Output every entry exactly, from the first line to the last.

## Dataset entries
━━━━━━━━

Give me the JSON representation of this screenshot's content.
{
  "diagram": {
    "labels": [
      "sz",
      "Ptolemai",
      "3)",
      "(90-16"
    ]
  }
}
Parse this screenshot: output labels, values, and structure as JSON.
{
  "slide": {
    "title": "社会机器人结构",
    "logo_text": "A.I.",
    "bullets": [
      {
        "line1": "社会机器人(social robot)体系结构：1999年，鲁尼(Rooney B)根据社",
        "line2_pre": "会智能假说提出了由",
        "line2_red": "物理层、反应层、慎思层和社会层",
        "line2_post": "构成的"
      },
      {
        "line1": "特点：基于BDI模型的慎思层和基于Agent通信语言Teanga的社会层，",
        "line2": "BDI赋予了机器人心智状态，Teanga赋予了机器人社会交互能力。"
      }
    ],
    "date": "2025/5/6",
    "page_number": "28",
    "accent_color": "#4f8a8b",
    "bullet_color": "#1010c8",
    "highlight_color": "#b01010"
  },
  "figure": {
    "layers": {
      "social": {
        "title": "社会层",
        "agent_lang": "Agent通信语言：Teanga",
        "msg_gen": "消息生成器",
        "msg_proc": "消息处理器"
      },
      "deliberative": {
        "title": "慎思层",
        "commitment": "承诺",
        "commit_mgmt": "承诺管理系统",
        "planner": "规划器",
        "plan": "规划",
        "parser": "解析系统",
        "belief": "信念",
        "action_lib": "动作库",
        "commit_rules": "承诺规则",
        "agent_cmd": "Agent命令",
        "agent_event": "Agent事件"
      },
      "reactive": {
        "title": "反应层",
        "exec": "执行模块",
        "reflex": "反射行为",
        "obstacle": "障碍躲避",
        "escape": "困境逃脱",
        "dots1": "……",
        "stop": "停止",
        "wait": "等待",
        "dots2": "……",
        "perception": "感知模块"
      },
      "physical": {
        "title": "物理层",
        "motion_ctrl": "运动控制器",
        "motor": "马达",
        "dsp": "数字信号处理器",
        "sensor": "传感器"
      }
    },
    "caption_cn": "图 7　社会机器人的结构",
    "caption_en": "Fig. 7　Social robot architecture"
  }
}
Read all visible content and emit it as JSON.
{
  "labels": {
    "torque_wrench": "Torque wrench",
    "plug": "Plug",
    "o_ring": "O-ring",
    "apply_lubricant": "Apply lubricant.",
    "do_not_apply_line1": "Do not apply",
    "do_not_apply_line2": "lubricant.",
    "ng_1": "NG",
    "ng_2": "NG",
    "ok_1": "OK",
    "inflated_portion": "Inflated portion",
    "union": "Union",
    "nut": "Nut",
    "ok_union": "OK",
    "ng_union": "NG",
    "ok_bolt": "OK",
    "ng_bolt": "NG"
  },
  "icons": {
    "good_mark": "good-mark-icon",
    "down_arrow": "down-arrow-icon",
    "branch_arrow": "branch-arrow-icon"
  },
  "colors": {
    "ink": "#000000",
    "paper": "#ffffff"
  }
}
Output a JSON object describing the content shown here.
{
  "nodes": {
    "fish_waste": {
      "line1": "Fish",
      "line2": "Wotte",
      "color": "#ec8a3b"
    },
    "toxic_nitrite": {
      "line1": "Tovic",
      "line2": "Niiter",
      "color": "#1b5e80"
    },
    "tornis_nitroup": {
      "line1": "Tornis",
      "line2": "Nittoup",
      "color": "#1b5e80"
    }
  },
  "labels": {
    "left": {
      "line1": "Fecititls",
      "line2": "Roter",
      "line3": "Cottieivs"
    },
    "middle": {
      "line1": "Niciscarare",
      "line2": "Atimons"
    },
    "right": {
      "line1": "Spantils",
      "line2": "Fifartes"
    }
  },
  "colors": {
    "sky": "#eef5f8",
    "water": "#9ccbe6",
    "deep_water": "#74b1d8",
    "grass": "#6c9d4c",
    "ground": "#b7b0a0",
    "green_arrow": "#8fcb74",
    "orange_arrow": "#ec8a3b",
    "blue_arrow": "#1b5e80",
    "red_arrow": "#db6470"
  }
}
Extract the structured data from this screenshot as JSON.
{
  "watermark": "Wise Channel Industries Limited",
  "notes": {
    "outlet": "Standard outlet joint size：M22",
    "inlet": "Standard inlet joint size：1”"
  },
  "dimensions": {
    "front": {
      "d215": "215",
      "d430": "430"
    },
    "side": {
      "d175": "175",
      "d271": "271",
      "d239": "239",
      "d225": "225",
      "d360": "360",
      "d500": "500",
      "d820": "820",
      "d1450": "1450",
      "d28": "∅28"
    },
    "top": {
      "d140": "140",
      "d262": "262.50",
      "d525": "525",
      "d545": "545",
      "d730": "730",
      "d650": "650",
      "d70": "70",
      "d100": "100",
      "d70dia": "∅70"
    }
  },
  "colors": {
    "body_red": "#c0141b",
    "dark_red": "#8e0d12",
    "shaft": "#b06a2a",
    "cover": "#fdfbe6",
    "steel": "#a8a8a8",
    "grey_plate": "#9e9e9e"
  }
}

━━━━━━━━

## Answer below
Give me the JSON representation of this screenshot's content.
{
  "diagram": {
    "labels": [
      "sz",
      "Ptolemai",
      "3)",
      "(90-16"
    ]
  }
}
Parse this screenshot: output labels, values, and structure as JSON.
{
  "slide": {
    "title": "社会机器人结构",
    "logo_text": "A.I.",
    "bullets": [
      {
        "line1": "社会机器人(social robot)体系结构：1999年，鲁尼(Rooney B)根据社",
        "line2_pre": "会智能假说提出了由",
        "line2_red": "物理层、反应层、慎思层和社会层",
        "line2_post": "构成的"
      },
      {
        "line1": "特点：基于BDI模型的慎思层和基于Agent通信语言Teanga的社会层，",
        "line2": "BDI赋予了机器人心智状态，Teanga赋予了机器人社会交互能力。"
      }
    ],
    "date": "2025/5/6",
    "page_number": "28",
    "accent_color": "#4f8a8b",
    "bullet_color": "#1010c8",
    "highlight_color": "#b01010"
  },
  "figure": {
    "layers": {
      "social": {
        "title": "社会层",
        "agent_lang": "Agent通信语言：Teanga",
        "msg_gen": "消息生成器",
        "msg_proc": "消息处理器"
      },
      "deliberative": {
        "title": "慎思层",
        "commitment": "承诺",
        "commit_mgmt": "承诺管理系统",
        "planner": "规划器",
        "plan": "规划",
        "parser": "解析系统",
        "belief": "信念",
        "action_lib": "动作库",
        "commit_rules": "承诺规则",
        "agent_cmd": "Agent命令",
        "agent_event": "Agent事件"
      },
      "reactive": {
        "title": "反应层",
        "exec": "执行模块",
        "reflex": "反射行为",
        "obstacle": "障碍躲避",
        "escape": "困境逃脱",
        "dots1": "……",
        "stop": "停止",
        "wait": "等待",
        "dots2": "……",
        "perception": "感知模块"
      },
      "physical": {
        "title": "物理层",
        "motion_ctrl": "运动控制器",
        "motor": "马达",
        "dsp": "数字信号处理器",
        "sensor": "传感器"
      }
    },
    "caption_cn": "图 7　社会机器人的结构",
    "caption_en": "Fig. 7　Social robot architecture"
  }
}
Read all visible content and emit it as JSON.
{
  "labels": {
    "torque_wrench": "Torque wrench",
    "plug": "Plug",
    "o_ring": "O-ring",
    "apply_lubricant": "Apply lubricant.",
    "do_not_apply_line1": "Do not apply",
    "do_not_apply_line2": "lubricant.",
    "ng_1": "NG",
    "ng_2": "NG",
    "ok_1": "OK",
    "inflated_portion": "Inflated portion",
    "union": "Union",
    "nut": "Nut",
    "ok_union": "OK",
    "ng_union": "NG",
    "ok_bolt": "OK",
    "ng_bolt": "NG"
  },
  "icons": {
    "good_mark": "good-mark-icon",
    "down_arrow": "down-arrow-icon",
    "branch_arrow": "branch-arrow-icon"
  },
  "colors": {
    "ink": "#000000",
    "paper": "#ffffff"
  }
}
Output a JSON object describing the content shown here.
{
  "nodes": {
    "fish_waste": {
      "line1": "Fish",
      "line2": "Wotte",
      "color": "#ec8a3b"
    },
    "toxic_nitrite": {
      "line1": "Tovic",
      "line2": "Niiter",
      "color": "#1b5e80"
    },
    "tornis_nitroup": {
      "line1": "Tornis",
      "line2": "Nittoup",
      "color": "#1b5e80"
    }
  },
  "labels": {
    "left": {
      "line1": "Fecititls",
      "line2": "Roter",
      "line3": "Cottieivs"
    },
    "middle": {
      "line1": "Niciscarare",
      "line2": "Atimons"
    },
    "right": {
      "line1": "Spantils",
      "line2": "Fifartes"
    }
  },
  "colors": {
    "sky": "#eef5f8",
    "water": "#9ccbe6",
    "deep_water": "#74b1d8",
    "grass": "#6c9d4c",
    "ground": "#b7b0a0",
    "green_arrow": "#8fcb74",
    "orange_arrow": "#ec8a3b",
    "blue_arrow": "#1b5e80",
    "red_arrow": "#db6470"
  }
}
Extract the structured data from this screenshot as JSON.
{
  "watermark": "Wise Channel Industries Limited",
  "notes": {
    "outlet": "Standard outlet joint size：M22",
    "inlet": "Standard inlet joint size：1”"
  },
  "dimensions": {
    "front": {
      "d215": "215",
      "d430": "430"
    },
    "side": {
      "d175": "175",
      "d271": "271",
      "d239": "239",
      "d225": "225",
      "d360": "360",
      "d500": "500",
      "d820": "820",
      "d1450": "1450",
      "d28": "∅28"
    },
    "top": {
      "d140": "140",
      "d262": "262.50",
      "d525": "525",
      "d545": "545",
      "d730": "730",
      "d650": "650",
      "d70": "70",
      "d100": "100",
      "d70dia": "∅70"
    }
  },
  "colors": {
    "body_red": "#c0141b",
    "dark_red": "#8e0d12",
    "shaft": "#b06a2a",
    "cover": "#fdfbe6",
    "steel": "#a8a8a8",
    "grey_plate": "#9e9e9e"
  }
}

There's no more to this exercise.